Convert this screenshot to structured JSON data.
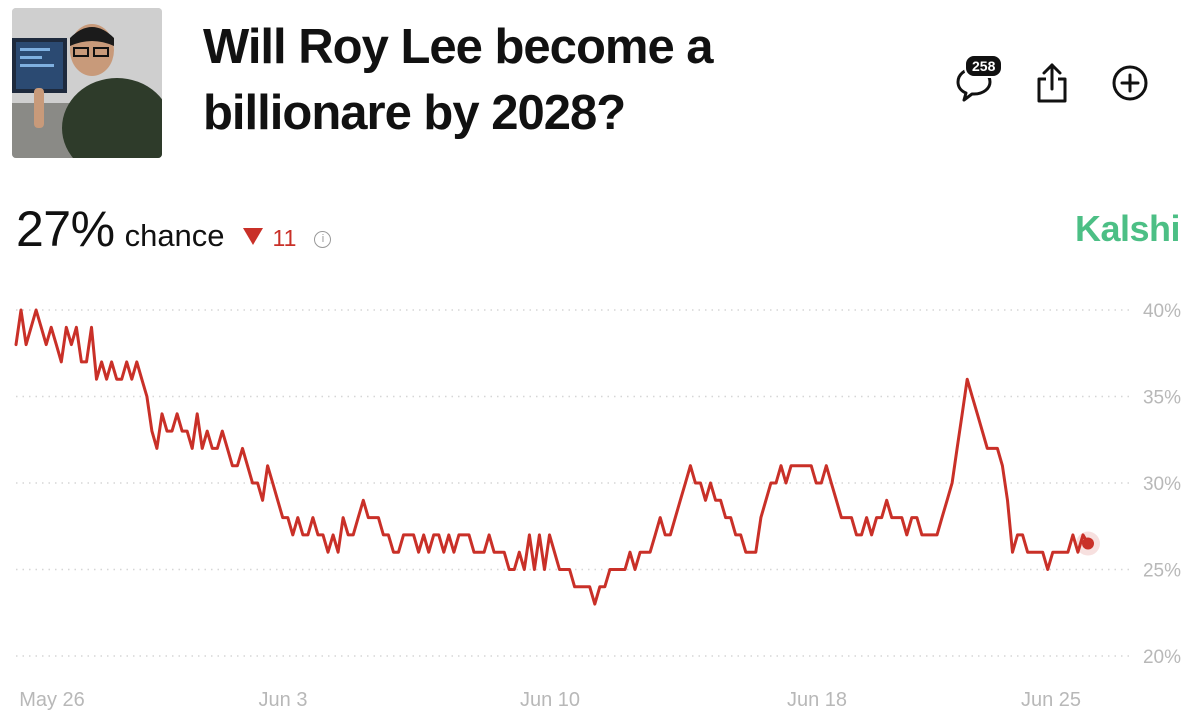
{
  "header": {
    "title": "Will Roy Lee become a billionare by 2028?",
    "avatar_icon": "market-thumbnail",
    "comment_count": "258",
    "icons": [
      "comment-icon",
      "share-icon",
      "plus-circle-icon"
    ]
  },
  "summary": {
    "probability": "27%",
    "label": "chance",
    "delta": "11",
    "delta_direction": "down",
    "delta_color": "#c93028",
    "source": "Kalshi",
    "source_color": "#4cbf85"
  },
  "chart_data": {
    "type": "line",
    "x_tick_labels": [
      "May 26",
      "Jun 3",
      "Jun 10",
      "Jun 18",
      "Jun 25"
    ],
    "y_tick_labels": [
      "40%",
      "35%",
      "30%",
      "25%",
      "20%"
    ],
    "ylim": [
      20,
      40
    ],
    "grid": true,
    "line_color": "#c93028",
    "series": [
      {
        "values": [
          38,
          40,
          38,
          39,
          40,
          39,
          38,
          39,
          38,
          37,
          39,
          38,
          39,
          37,
          37,
          39,
          36,
          37,
          36,
          37,
          36,
          36,
          37,
          36,
          37,
          36,
          35,
          33,
          32,
          34,
          33,
          33,
          34,
          33,
          33,
          32,
          34,
          32,
          33,
          32,
          32,
          33,
          32,
          31,
          31,
          32,
          31,
          30,
          30,
          29,
          31,
          30,
          29,
          28,
          28,
          27,
          28,
          27,
          27,
          28,
          27,
          27,
          26,
          27,
          26,
          28,
          27,
          27,
          28,
          29,
          28,
          28,
          28,
          27,
          27,
          26,
          26,
          27,
          27,
          27,
          26,
          27,
          26,
          27,
          27,
          26,
          27,
          26,
          27,
          27,
          27,
          26,
          26,
          26,
          27,
          26,
          26,
          26,
          25,
          25,
          26,
          25,
          27,
          25,
          27,
          25,
          27,
          26,
          25,
          25,
          25,
          24,
          24,
          24,
          24,
          23,
          24,
          24,
          25,
          25,
          25,
          25,
          26,
          25,
          26,
          26,
          26,
          27,
          28,
          27,
          27,
          28,
          29,
          30,
          31,
          30,
          30,
          29,
          30,
          29,
          29,
          28,
          28,
          27,
          27,
          26,
          26,
          26,
          28,
          29,
          30,
          30,
          31,
          30,
          31,
          31,
          31,
          31,
          31,
          30,
          30,
          31,
          30,
          29,
          28,
          28,
          28,
          27,
          27,
          28,
          27,
          28,
          28,
          29,
          28,
          28,
          28,
          27,
          28,
          28,
          27,
          27,
          27,
          27,
          28,
          29,
          30,
          32,
          34,
          36,
          35,
          34,
          33,
          32,
          32,
          32,
          31,
          29,
          26,
          27,
          27,
          26,
          26,
          26,
          26,
          25,
          26,
          26,
          26,
          26,
          27,
          26,
          27,
          26.5
        ]
      }
    ]
  }
}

= EXERCISE OBJECTIVE =
Return the listing above word for word, with the pictures removed.

= COMPLETED TASK =
Convert this screenshot to structured JSON data.
{
  "header": {
    "title": "Will Roy Lee become a billionare by 2028?",
    "avatar_icon": "market-thumbnail",
    "comment_count": "258",
    "icons": [
      "comment-icon",
      "share-icon",
      "plus-circle-icon"
    ]
  },
  "summary": {
    "probability": "27%",
    "label": "chance",
    "delta": "11",
    "delta_direction": "down",
    "delta_color": "#c93028",
    "source": "Kalshi",
    "source_color": "#4cbf85"
  },
  "chart_data": {
    "type": "line",
    "x_tick_labels": [
      "May 26",
      "Jun 3",
      "Jun 10",
      "Jun 18",
      "Jun 25"
    ],
    "y_tick_labels": [
      "40%",
      "35%",
      "30%",
      "25%",
      "20%"
    ],
    "ylim": [
      20,
      40
    ],
    "grid": true,
    "line_color": "#c93028",
    "series": [
      {
        "values": [
          38,
          40,
          38,
          39,
          40,
          39,
          38,
          39,
          38,
          37,
          39,
          38,
          39,
          37,
          37,
          39,
          36,
          37,
          36,
          37,
          36,
          36,
          37,
          36,
          37,
          36,
          35,
          33,
          32,
          34,
          33,
          33,
          34,
          33,
          33,
          32,
          34,
          32,
          33,
          32,
          32,
          33,
          32,
          31,
          31,
          32,
          31,
          30,
          30,
          29,
          31,
          30,
          29,
          28,
          28,
          27,
          28,
          27,
          27,
          28,
          27,
          27,
          26,
          27,
          26,
          28,
          27,
          27,
          28,
          29,
          28,
          28,
          28,
          27,
          27,
          26,
          26,
          27,
          27,
          27,
          26,
          27,
          26,
          27,
          27,
          26,
          27,
          26,
          27,
          27,
          27,
          26,
          26,
          26,
          27,
          26,
          26,
          26,
          25,
          25,
          26,
          25,
          27,
          25,
          27,
          25,
          27,
          26,
          25,
          25,
          25,
          24,
          24,
          24,
          24,
          23,
          24,
          24,
          25,
          25,
          25,
          25,
          26,
          25,
          26,
          26,
          26,
          27,
          28,
          27,
          27,
          28,
          29,
          30,
          31,
          30,
          30,
          29,
          30,
          29,
          29,
          28,
          28,
          27,
          27,
          26,
          26,
          26,
          28,
          29,
          30,
          30,
          31,
          30,
          31,
          31,
          31,
          31,
          31,
          30,
          30,
          31,
          30,
          29,
          28,
          28,
          28,
          27,
          27,
          28,
          27,
          28,
          28,
          29,
          28,
          28,
          28,
          27,
          28,
          28,
          27,
          27,
          27,
          27,
          28,
          29,
          30,
          32,
          34,
          36,
          35,
          34,
          33,
          32,
          32,
          32,
          31,
          29,
          26,
          27,
          27,
          26,
          26,
          26,
          26,
          25,
          26,
          26,
          26,
          26,
          27,
          26,
          27,
          26.5
        ]
      }
    ]
  }
}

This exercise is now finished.